Data records

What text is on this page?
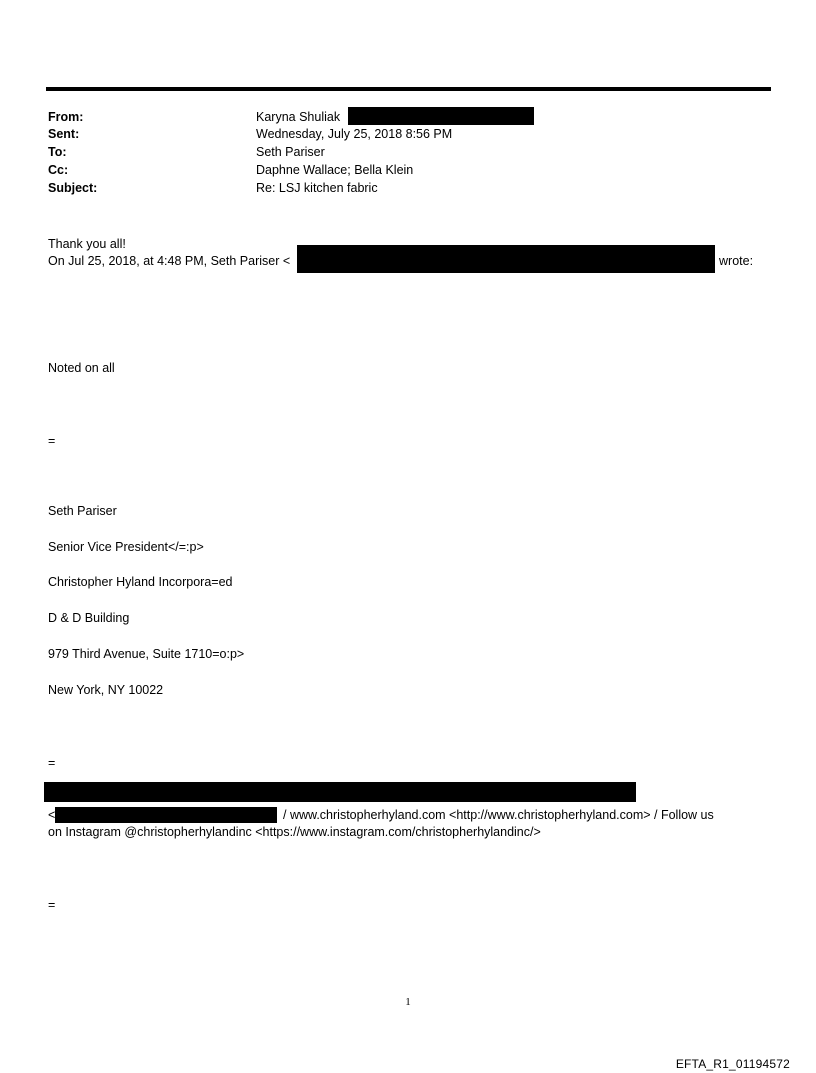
From:	Karyna Shuliak
Sent:	Wednesday, July 25, 2018 8:56 PM
To:	Seth Pariser
Cc:	Daphne Wallace; Bella Klein
Subject:	Re: LSJ kitchen fabric
Thank you all!
On Jul 25, 2018, at 4:48 PM, Seth Pariser <	wrote:
Noted on all
=
Seth Pariser
Senior Vice President</=:p>
Christopher Hyland Incorpora=ed
D & D Building
979 Third Avenue, Suite 1710=o:p>
New York, NY 10022
=
<	/ www.christopherhyland.com <http://www.christopherhyland.com> / Follow us
on Instagram @christopherhylandinc <https://www.instagram.com/christopherhylandinc/>
=
1
EFTA_R1_01194572
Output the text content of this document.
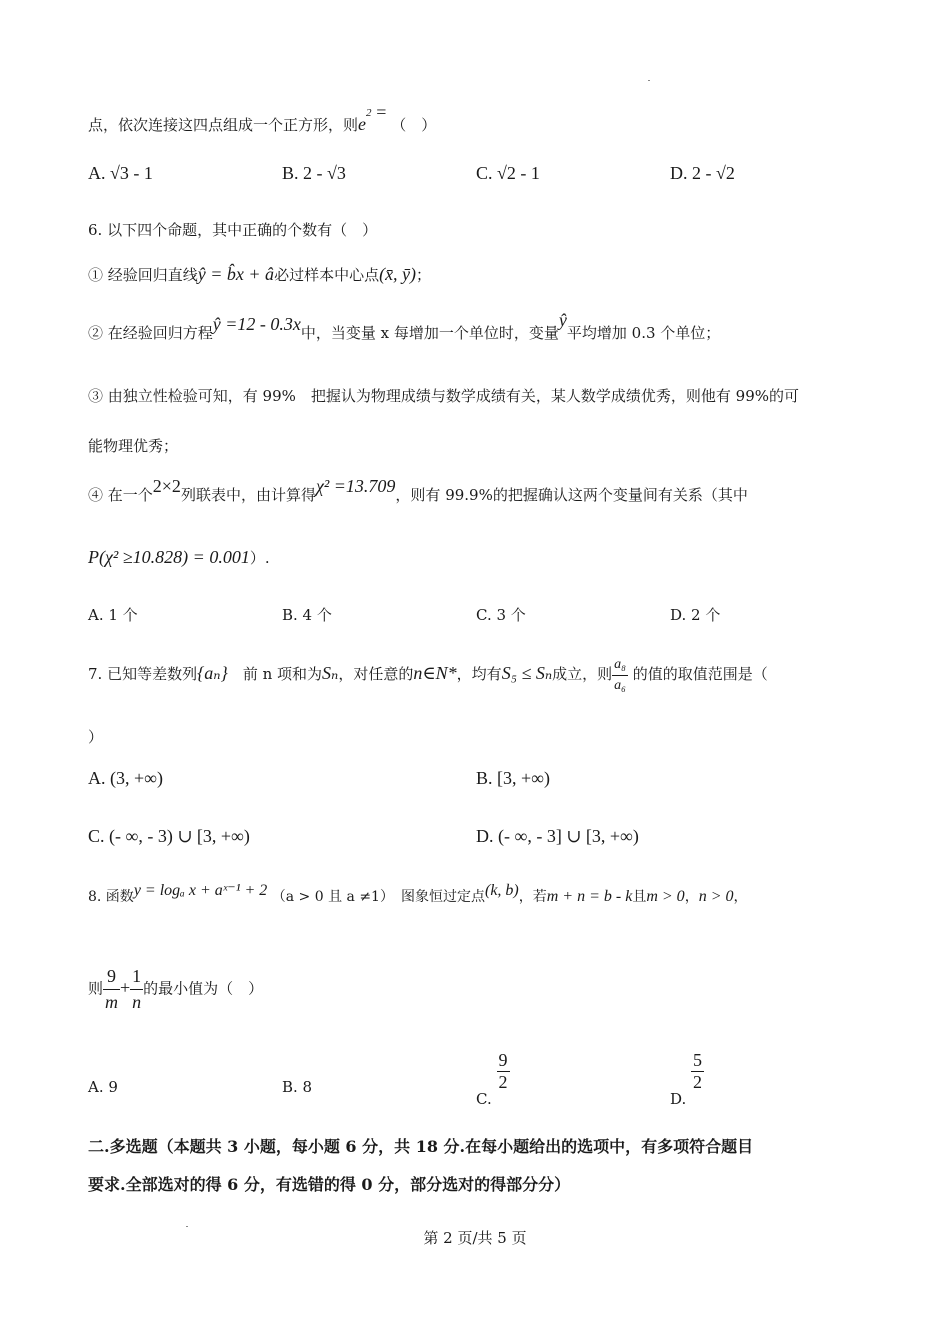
点，依次连接这四点组成一个正方形，则$e^2$ = （　）
A. √3 - 1	B. 2 - √3	C. √2 - 1	D. 2 - √2
6. 以下四个命题，其中正确的个数有（　）
① 经验回归直线ŷ = b̂x + â必过样本中心点(x̄, ȳ)；
② 在经验回归方程ŷ =12 - 0.3x中，当变量 x 每增加一个单位时，变量ŷ平均增加 0.3 个单位；
③ 由独立性检验可知，有 99%　把握认为物理成绩与数学成绩有关，某人数学成绩优秀，则他有 99%的可
能物理优秀；
④ 在一个2×2列联表中，由计算得χ² =13.709，则有 99.9%的把握确认这两个变量间有关系（其中
P(χ² ≥10.828) = 0.001）.
A. 1 个	B. 4 个	C. 3 个	D. 2 个
7. 已知等差数列{aₙ}　 前 n 项和为Sₙ，对任意的n∈N*，均有S₅ ≤ Sₙ成立，则 $\frac{\text{a₈}}{\text{a₆}}$ 的值的取值范围是（
）
A. (3, +∞)	B. [3, +∞)
C. (- ∞, - 3) ∪ [3, +∞)	D. (- ∞, - 3] ∪ [3, +∞)
8. 函数y = logₐ x + aˣ⁻¹ + 2 （a > 0 且 a ≠1）　 图象恒过定点(k, b)，若m + n = b - k且m > 0，n > 0，
则 $\frac{9}{m} + \frac{1}{n}$ 的最小值为（　）
A. 9	B. 8
C.
$\frac{9}{2}$
D.
$\frac{5}{2}$
二.多选题（本题共 3 小题，每小题 6 分，共 18 分.在每小题给出的选项中，有多项符合题目
要求.全部选对的得 6 分，有选错的得 0 分，部分选对的得部分分）
第 2 页/共 5 页
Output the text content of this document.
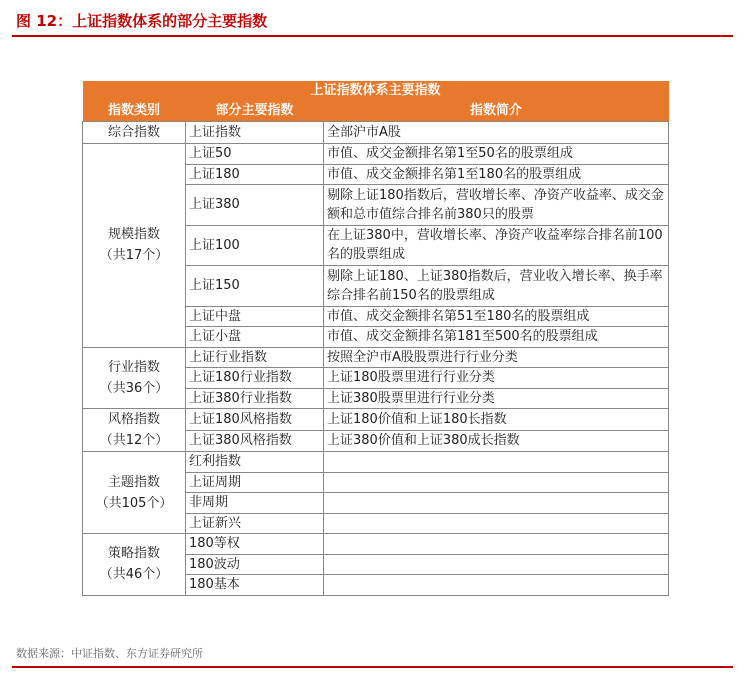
图 12：上证指数体系的部分主要指数
上证指数体系主要指数		
指数类别	部分主要指数	指数简介
综合指数	上证指数	全部沪市A股

规模指数
（共17个）	上证50	市值、成交金额排名第1至50名的股票组成
	上证180	市值、成交金额排名第1至180名的股票组成
	上证380	剔除上证180指数后，营收增长率、净资产收益率、成交金额和总市值综合排名前380只的股票
	上证100	在上证380中，营收增长率、净资产收益率综合排名前100名的股票组成
	上证150	剔除上证180、上证380指数后，营业收入增长率、换手率综合排名前150名的股票组成
	上证中盘	市值、成交金额排名第51至180名的股票组成
	上证小盘	市值、成交金额排名第181至500名的股票组成

行业指数
（共36个）	上证行业指数	按照全沪市A股股票进行行业分类
	上证180行业指数	上证180股票里进行行业分类
	上证380行业指数	上证380股票里进行行业分类

风格指数
（共12个）	上证180风格指数	上证180价值和上证180长指数
	上证380风格指数	上证380价值和上证380成长指数

主题指数
（共105个）	红利指数	
	上证周期	
	非周期	
	上证新兴	

策略指数
（共46个）	180等权	
	180波动	
	180基本	
数据来源：中证指数、东方证券研究所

WHAT YOU WILL DO
Without the pictures, restate all of the entries above verbatim.

WRITTEN RESPONSE
What text is on this page?
From:	Karyna Shuliak
Sent:	Wednesday, July 25, 2018 8:56 PM
To:	Seth Pariser
Cc:	Daphne Wallace; Bella Klein
Subject:	Re: LSJ kitchen fabric
Thank you all!
On Jul 25, 2018, at 4:48 PM, Seth Pariser <	wrote:
Noted on all
=
Seth Pariser
Senior Vice President</=:p>
Christopher Hyland Incorpora=ed
D & D Building
979 Third Avenue, Suite 1710=o:p>
New York, NY 10022
=
<	/ www.christopherhyland.com <http://www.christopherhyland.com> / Follow us
on Instagram @christopherhylandinc <https://www.instagram.com/christopherhylandinc/>
=
1
EFTA_R1_01194572
Output the text content of this document.
点，依次连接这四点组成一个正方形，则$e^2$ = （　）
A. √3 - 1	B. 2 - √3	C. √2 - 1	D. 2 - √2
6. 以下四个命题，其中正确的个数有（　）
① 经验回归直线ŷ = b̂x + â必过样本中心点(x̄, ȳ)；
② 在经验回归方程ŷ =12 - 0.3x中，当变量 x 每增加一个单位时，变量ŷ平均增加 0.3 个单位；
③ 由独立性检验可知，有 99%　把握认为物理成绩与数学成绩有关，某人数学成绩优秀，则他有 99%的可
能物理优秀；
④ 在一个2×2列联表中，由计算得χ² =13.709，则有 99.9%的把握确认这两个变量间有关系（其中
P(χ² ≥10.828) = 0.001）.
A. 1 个	B. 4 个	C. 3 个	D. 2 个
7. 已知等差数列{aₙ}　 前 n 项和为Sₙ，对任意的n∈N*，均有S₅ ≤ Sₙ成立，则 $\frac{\text{a₈}}{\text{a₆}}$ 的值的取值范围是（
）
A. (3, +∞)	B. [3, +∞)
C. (- ∞, - 3) ∪ [3, +∞)	D. (- ∞, - 3] ∪ [3, +∞)
8. 函数y = logₐ x + aˣ⁻¹ + 2 （a > 0 且 a ≠1）　 图象恒过定点(k, b)，若m + n = b - k且m > 0，n > 0，
则 $\frac{9}{m} + \frac{1}{n}$ 的最小值为（　）
A. 9	B. 8
C.
$\frac{9}{2}$
D.
$\frac{5}{2}$
二.多选题（本题共 3 小题，每小题 6 分，共 18 分.在每小题给出的选项中，有多项符合题目
要求.全部选对的得 6 分，有选错的得 0 分，部分选对的得部分分）
第 2 页/共 5 页
Output the text content of this document.
图 12：上证指数体系的部分主要指数
上证指数体系主要指数		
指数类别	部分主要指数	指数简介
综合指数	上证指数	全部沪市A股

规模指数
（共17个）	上证50	市值、成交金额排名第1至50名的股票组成
	上证180	市值、成交金额排名第1至180名的股票组成
	上证380	剔除上证180指数后，营收增长率、净资产收益率、成交金额和总市值综合排名前380只的股票
	上证100	在上证380中，营收增长率、净资产收益率综合排名前100名的股票组成
	上证150	剔除上证180、上证380指数后，营业收入增长率、换手率综合排名前150名的股票组成
	上证中盘	市值、成交金额排名第51至180名的股票组成
	上证小盘	市值、成交金额排名第181至500名的股票组成

行业指数
（共36个）	上证行业指数	按照全沪市A股股票进行行业分类
	上证180行业指数	上证180股票里进行行业分类
	上证380行业指数	上证380股票里进行行业分类

风格指数
（共12个）	上证180风格指数	上证180价值和上证180长指数
	上证380风格指数	上证380价值和上证380成长指数

主题指数
（共105个）	红利指数	
	上证周期	
	非周期	
	上证新兴	

策略指数
（共46个）	180等权	
	180波动	
	180基本	
数据来源：中证指数、东方证券研究所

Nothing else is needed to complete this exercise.